start AVAILABLE DATA
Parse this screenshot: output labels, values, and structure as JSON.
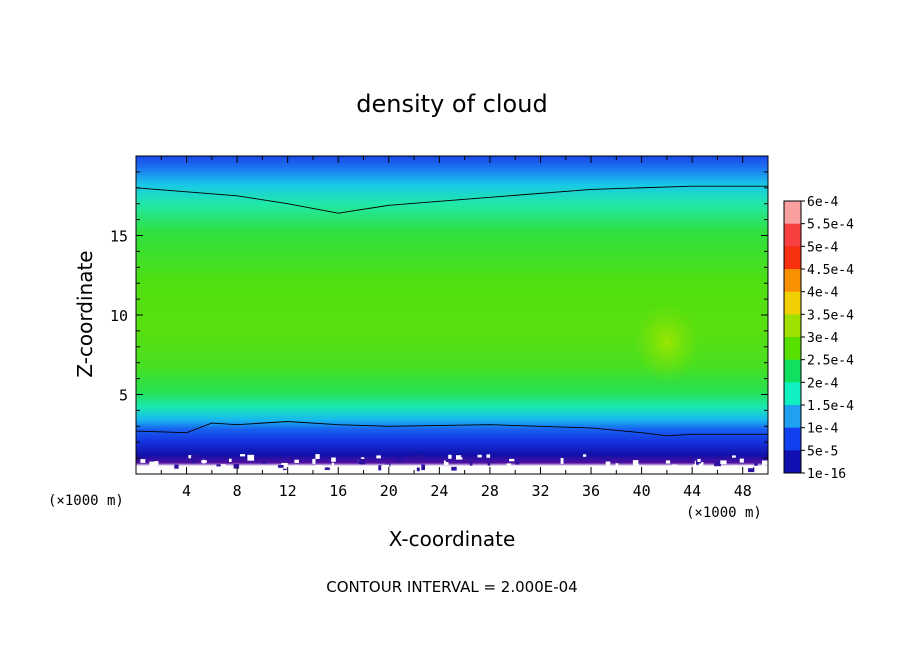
{
  "chart_data": {
    "type": "heatmap",
    "title": "density of cloud",
    "xlabel": "X-coordinate",
    "ylabel": "Z-coordinate",
    "x_unit_left": "(×1000 m)",
    "x_unit_right": "(×1000 m)",
    "footer": "CONTOUR INTERVAL = 2.000E-04",
    "xlim": [
      0,
      50
    ],
    "ylim": [
      0,
      20
    ],
    "x_ticks": [
      "4",
      "8",
      "12",
      "16",
      "20",
      "24",
      "28",
      "32",
      "36",
      "40",
      "44",
      "48"
    ],
    "y_ticks": [
      "5",
      "10",
      "15"
    ],
    "colorbar": {
      "labels": [
        "6e-4",
        "5.5e-4",
        "5e-4",
        "4.5e-4",
        "4e-4",
        "3.5e-4",
        "3e-4",
        "2.5e-4",
        "2e-4",
        "1.5e-4",
        "1e-4",
        "5e-5",
        "1e-16"
      ],
      "colors": [
        "#f8a0a0",
        "#f84040",
        "#f83010",
        "#f89000",
        "#f0d000",
        "#a0e000",
        "#58e000",
        "#10e060",
        "#10f0c0",
        "#20a0f0",
        "#1040f0",
        "#1010b0",
        "#6010a0"
      ]
    },
    "contour_level": "2e-4",
    "contours": [
      {
        "name": "",
        "x": [
          0,
          8,
          12,
          16,
          20,
          28,
          36,
          44,
          50
        ],
        "y": [
          18.0,
          17.5,
          17.0,
          16.4,
          16.9,
          17.4,
          17.9,
          18.1,
          18.1
        ]
      },
      {
        "name": "",
        "x": [
          0,
          4,
          6,
          8,
          12,
          16,
          20,
          28,
          36,
          40,
          42,
          44,
          48,
          50
        ],
        "y": [
          2.7,
          2.6,
          3.2,
          3.1,
          3.3,
          3.1,
          3.0,
          3.1,
          2.9,
          2.6,
          2.4,
          2.5,
          2.5,
          2.5
        ]
      }
    ]
  }
}
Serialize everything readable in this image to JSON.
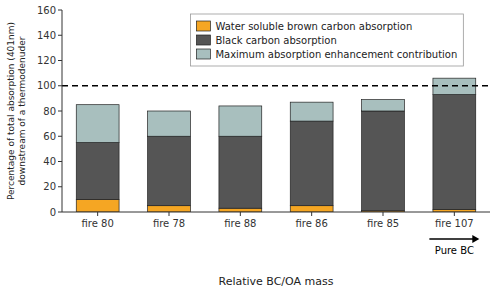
{
  "chart_data": {
    "type": "bar",
    "stacked": true,
    "categories": [
      "fire 80",
      "fire 78",
      "fire 88",
      "fire 86",
      "fire 85",
      "fire 107"
    ],
    "series": [
      {
        "name": "Water soluble brown carbon absorption",
        "color": "#f5a623",
        "values": [
          10,
          5,
          3,
          5,
          1,
          2
        ]
      },
      {
        "name": "Black carbon absorption",
        "color": "#555555",
        "values": [
          45,
          55,
          57,
          67,
          79,
          91
        ]
      },
      {
        "name": "Maximum absorption enhancement contribution",
        "color": "#a8bfbe",
        "values": [
          30,
          20,
          24,
          15,
          9,
          13
        ]
      }
    ],
    "ylim": [
      0,
      160
    ],
    "yticks": [
      0,
      20,
      40,
      60,
      80,
      100,
      120,
      140,
      160
    ],
    "ylabel": "Percentage of total absorption (401nm)\ndownstream of a thermodenuder",
    "xlabel": "Relative BC/OA mass",
    "hline": 100,
    "annotations": [
      {
        "text": "Pure BC",
        "category": "fire 107"
      }
    ],
    "legend": "upper left",
    "grid": false
  }
}
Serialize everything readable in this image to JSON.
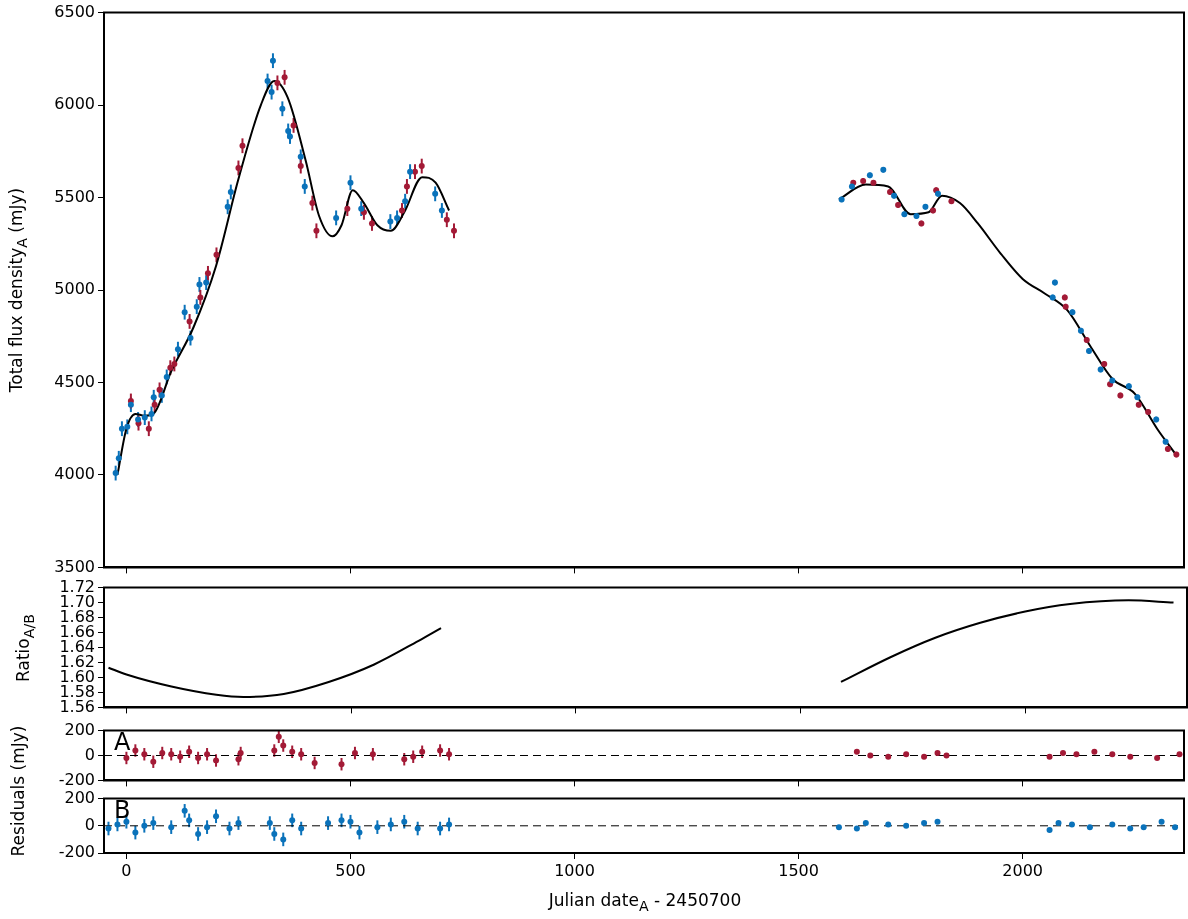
end AVAILABLE DATA
> _TO DO_
Each line holding the word "xlabel" counts once; report the total and nothing else.

> _CORRECT OUTPUT_
2